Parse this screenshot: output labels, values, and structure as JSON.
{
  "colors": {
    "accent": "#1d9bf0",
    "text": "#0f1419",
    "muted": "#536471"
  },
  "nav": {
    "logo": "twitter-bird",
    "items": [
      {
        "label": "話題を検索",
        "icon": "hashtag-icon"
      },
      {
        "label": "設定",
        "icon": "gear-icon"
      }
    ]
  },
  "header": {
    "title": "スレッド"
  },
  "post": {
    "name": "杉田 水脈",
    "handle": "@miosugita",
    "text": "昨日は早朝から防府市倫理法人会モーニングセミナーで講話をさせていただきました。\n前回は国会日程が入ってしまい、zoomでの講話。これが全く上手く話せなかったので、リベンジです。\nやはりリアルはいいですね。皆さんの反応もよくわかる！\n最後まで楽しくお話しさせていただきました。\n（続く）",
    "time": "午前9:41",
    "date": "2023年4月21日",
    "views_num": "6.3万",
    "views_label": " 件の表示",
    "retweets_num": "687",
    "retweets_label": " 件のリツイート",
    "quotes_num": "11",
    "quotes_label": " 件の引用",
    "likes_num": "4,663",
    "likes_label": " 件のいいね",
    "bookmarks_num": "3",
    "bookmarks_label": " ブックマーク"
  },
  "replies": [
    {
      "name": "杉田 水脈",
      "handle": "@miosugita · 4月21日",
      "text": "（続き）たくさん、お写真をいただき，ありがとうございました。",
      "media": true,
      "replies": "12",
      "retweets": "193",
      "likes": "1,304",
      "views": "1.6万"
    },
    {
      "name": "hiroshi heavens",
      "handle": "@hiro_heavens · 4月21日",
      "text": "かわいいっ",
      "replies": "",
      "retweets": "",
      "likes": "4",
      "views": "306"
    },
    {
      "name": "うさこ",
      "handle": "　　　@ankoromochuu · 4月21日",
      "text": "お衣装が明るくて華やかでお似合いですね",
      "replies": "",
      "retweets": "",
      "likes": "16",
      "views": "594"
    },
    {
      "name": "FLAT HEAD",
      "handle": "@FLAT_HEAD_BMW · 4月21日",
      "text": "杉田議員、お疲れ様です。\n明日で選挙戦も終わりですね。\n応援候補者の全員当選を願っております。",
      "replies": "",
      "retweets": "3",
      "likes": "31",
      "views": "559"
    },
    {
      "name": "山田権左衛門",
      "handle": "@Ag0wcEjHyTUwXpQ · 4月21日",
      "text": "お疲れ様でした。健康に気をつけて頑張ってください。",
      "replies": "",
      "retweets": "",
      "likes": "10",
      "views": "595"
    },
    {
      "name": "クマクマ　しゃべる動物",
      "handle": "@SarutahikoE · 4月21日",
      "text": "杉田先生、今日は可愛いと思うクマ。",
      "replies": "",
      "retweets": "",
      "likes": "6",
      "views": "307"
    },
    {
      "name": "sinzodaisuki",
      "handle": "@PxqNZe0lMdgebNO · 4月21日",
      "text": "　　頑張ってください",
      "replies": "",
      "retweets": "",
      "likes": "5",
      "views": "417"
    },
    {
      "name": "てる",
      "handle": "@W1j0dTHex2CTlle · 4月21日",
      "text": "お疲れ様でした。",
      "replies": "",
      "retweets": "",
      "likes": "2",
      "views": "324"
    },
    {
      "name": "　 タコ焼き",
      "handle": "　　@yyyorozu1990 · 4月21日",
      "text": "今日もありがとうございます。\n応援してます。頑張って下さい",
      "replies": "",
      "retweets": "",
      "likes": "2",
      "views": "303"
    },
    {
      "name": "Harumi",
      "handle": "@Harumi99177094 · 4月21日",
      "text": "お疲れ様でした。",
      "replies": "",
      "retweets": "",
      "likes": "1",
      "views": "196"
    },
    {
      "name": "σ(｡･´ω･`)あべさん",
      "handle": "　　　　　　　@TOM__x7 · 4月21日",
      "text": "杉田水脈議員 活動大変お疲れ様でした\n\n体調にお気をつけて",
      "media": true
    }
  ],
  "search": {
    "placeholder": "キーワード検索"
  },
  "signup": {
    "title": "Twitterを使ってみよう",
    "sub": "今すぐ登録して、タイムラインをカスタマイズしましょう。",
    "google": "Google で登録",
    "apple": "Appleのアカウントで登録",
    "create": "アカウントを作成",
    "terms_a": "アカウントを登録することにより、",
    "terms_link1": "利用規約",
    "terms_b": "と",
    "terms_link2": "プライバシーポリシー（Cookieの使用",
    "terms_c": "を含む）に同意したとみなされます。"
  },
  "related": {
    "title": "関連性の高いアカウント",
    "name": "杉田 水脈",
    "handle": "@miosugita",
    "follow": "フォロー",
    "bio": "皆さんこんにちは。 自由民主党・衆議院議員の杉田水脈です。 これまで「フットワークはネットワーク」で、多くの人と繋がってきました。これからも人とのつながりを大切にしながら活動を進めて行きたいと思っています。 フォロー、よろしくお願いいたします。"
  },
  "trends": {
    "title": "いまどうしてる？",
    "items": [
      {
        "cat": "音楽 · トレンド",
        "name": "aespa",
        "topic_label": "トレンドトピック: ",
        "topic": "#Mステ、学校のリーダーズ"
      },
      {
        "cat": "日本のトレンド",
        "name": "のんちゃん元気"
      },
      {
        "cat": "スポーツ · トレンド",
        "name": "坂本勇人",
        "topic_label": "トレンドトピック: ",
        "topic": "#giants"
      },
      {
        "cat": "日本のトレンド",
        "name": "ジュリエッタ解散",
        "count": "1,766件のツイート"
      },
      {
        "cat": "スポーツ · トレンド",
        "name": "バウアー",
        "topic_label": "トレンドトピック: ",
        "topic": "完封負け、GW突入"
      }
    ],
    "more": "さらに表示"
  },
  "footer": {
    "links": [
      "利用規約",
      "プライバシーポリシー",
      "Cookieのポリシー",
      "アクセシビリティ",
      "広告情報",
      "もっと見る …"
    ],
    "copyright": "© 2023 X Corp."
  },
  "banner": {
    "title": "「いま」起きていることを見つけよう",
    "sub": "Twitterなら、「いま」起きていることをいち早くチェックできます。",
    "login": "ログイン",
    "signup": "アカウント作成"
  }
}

------------------------------------------------------------------------

What the task requires
Copy every line above that includes the string "title".

Expected answer
    "title": "スレッド"
    "title": "Twitterを使ってみよう",
    "title": "関連性の高いアカウント",
    "title": "いまどうしてる？",
    "title": "「いま」起きていることを見つけよう",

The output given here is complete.